Work out how many lines of the listing hold the string "Brook". Answer with that number alone.

»»

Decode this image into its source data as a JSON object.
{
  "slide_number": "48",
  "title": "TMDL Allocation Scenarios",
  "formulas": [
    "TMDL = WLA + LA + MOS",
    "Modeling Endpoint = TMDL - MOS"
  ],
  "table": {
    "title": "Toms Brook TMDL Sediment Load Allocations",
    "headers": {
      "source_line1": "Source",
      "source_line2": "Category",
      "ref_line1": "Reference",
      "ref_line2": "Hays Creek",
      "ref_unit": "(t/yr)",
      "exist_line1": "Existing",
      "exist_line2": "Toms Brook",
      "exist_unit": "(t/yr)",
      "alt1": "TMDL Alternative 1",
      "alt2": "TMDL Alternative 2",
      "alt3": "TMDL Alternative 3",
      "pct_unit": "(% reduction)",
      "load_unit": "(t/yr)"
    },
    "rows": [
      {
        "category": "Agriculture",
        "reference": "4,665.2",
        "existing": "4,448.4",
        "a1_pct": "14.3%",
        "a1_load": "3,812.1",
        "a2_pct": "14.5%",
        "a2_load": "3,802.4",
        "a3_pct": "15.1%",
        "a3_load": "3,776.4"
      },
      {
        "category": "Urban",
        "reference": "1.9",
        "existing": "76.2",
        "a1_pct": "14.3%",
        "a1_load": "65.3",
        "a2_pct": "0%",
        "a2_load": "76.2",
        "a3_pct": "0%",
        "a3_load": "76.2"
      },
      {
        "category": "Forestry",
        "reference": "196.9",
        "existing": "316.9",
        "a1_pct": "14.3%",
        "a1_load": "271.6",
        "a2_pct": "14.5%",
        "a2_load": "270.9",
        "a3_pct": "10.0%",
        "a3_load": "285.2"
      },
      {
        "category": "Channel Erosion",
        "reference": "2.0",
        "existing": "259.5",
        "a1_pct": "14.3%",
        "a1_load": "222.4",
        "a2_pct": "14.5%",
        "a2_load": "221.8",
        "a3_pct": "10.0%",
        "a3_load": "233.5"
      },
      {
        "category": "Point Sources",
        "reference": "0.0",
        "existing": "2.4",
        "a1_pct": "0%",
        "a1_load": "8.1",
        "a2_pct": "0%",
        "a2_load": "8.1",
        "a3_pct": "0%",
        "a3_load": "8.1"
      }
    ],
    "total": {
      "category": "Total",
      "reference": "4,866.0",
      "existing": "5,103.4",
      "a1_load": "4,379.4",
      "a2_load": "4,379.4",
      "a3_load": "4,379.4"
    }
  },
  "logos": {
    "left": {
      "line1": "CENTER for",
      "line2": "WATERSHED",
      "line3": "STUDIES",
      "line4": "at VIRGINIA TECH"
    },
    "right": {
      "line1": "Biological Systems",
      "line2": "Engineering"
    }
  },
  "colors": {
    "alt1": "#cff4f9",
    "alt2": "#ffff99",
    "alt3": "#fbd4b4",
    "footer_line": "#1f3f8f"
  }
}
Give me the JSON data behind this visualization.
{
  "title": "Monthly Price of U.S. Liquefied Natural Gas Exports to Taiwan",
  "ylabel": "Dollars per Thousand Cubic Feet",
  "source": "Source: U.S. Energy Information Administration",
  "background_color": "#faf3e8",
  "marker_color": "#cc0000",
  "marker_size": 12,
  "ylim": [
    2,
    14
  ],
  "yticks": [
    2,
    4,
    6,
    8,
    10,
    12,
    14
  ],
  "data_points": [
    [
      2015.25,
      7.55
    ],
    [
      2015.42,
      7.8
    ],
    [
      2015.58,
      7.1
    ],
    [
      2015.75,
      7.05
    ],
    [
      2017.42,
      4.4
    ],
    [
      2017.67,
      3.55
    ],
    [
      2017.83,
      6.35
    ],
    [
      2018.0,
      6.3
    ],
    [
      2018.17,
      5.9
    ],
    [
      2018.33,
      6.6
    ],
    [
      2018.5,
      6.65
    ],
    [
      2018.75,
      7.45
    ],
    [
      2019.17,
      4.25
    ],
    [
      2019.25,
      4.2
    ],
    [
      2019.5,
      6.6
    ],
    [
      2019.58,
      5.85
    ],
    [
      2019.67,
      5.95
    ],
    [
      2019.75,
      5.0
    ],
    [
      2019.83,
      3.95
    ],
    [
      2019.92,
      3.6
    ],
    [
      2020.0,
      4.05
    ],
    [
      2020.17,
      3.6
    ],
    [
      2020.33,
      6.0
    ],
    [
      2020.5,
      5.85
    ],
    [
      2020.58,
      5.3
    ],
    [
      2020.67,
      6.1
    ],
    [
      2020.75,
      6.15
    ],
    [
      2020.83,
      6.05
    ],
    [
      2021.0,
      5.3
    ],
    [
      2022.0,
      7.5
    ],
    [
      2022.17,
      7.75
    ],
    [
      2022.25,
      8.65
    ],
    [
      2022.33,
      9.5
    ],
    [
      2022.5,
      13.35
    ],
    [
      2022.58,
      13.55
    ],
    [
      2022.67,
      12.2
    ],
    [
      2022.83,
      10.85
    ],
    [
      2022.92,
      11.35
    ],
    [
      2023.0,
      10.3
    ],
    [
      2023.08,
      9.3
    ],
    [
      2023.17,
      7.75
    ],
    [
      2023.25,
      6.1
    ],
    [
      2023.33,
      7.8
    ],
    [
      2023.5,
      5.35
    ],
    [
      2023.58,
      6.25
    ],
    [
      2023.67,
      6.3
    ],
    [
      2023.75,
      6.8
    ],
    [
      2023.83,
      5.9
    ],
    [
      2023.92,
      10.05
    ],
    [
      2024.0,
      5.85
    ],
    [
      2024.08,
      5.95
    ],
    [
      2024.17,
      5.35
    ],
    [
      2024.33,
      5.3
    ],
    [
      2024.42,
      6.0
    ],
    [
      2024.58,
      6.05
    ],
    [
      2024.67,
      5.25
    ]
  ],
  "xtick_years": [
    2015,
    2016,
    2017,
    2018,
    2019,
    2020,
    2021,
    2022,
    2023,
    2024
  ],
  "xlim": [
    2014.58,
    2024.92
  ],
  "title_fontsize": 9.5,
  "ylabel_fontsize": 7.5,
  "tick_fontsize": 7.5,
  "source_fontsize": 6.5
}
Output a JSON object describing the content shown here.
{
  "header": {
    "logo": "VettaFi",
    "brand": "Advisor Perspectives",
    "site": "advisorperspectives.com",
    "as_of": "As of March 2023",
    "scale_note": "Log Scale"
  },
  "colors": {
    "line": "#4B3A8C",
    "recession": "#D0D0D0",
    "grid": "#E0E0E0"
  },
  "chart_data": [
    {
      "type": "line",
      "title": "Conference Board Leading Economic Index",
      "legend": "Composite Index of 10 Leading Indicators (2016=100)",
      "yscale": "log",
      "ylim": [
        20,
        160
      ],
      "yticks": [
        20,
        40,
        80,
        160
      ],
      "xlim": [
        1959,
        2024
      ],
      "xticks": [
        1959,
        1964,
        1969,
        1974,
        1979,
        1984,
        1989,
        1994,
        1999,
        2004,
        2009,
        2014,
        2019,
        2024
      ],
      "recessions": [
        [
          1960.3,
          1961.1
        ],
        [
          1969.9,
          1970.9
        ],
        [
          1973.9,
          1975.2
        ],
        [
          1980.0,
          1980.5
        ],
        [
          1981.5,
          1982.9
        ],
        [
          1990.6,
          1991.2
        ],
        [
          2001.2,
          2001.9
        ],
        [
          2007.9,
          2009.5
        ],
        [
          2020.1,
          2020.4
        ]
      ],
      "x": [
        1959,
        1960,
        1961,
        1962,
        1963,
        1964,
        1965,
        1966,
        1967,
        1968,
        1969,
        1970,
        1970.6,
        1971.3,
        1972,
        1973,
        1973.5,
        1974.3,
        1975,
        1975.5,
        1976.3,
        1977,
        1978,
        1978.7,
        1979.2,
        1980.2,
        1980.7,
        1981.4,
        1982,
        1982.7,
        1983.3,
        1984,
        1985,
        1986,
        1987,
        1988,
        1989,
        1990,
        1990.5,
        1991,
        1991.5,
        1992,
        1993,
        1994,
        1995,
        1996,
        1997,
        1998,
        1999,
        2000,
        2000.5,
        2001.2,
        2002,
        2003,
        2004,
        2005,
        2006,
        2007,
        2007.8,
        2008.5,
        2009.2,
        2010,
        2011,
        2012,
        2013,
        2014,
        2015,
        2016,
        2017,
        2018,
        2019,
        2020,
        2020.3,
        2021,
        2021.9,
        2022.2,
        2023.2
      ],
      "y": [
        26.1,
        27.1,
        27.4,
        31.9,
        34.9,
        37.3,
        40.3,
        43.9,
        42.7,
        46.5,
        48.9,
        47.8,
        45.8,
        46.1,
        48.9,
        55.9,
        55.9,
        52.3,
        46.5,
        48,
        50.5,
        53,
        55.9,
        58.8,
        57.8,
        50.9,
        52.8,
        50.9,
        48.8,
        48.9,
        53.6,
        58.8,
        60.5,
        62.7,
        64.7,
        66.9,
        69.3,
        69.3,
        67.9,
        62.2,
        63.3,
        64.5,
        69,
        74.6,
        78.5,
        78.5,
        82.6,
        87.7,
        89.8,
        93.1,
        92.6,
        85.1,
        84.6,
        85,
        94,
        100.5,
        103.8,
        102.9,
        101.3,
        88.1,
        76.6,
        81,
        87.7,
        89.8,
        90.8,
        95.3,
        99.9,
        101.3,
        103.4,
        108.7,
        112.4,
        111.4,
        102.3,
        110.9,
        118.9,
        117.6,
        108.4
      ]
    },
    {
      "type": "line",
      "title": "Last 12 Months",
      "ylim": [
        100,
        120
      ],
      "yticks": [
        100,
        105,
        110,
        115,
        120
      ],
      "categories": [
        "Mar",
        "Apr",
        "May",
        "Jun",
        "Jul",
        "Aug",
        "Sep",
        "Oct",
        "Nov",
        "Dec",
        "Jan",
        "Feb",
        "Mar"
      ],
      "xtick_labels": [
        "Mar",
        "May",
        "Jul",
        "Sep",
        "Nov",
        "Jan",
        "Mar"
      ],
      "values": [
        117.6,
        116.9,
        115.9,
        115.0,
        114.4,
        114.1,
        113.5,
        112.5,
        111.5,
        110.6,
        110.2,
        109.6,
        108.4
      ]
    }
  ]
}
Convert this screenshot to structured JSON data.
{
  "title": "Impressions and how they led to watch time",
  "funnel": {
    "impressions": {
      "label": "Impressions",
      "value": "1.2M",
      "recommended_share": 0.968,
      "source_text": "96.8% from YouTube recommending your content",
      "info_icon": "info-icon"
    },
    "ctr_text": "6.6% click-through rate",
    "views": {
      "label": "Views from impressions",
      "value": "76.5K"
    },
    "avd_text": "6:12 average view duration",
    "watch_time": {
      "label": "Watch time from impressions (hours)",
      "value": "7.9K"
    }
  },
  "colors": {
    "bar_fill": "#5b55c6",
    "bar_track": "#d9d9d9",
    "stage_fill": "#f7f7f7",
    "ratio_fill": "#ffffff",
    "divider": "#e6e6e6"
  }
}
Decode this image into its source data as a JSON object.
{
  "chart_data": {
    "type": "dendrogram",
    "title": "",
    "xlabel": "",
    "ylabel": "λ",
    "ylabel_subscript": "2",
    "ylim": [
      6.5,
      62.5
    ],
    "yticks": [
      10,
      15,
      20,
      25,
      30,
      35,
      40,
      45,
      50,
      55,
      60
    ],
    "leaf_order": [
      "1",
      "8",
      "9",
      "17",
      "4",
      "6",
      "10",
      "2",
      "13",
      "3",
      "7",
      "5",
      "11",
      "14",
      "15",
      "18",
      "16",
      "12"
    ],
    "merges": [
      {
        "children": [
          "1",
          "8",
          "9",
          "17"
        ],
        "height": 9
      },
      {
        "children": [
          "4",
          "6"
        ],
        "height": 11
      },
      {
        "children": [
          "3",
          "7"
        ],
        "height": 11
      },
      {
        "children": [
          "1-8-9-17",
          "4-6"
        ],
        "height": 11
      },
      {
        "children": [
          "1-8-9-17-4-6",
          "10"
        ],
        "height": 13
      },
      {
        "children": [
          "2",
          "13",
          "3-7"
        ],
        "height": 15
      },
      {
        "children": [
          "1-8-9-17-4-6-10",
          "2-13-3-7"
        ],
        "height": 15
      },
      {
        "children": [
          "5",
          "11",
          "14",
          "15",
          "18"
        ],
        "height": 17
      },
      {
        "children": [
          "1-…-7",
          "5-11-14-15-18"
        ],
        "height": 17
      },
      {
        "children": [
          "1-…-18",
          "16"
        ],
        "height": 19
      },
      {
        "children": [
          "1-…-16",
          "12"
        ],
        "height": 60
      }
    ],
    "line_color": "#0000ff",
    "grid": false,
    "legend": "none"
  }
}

««

# [SOLUTION FOR THIS EXERCISE]
2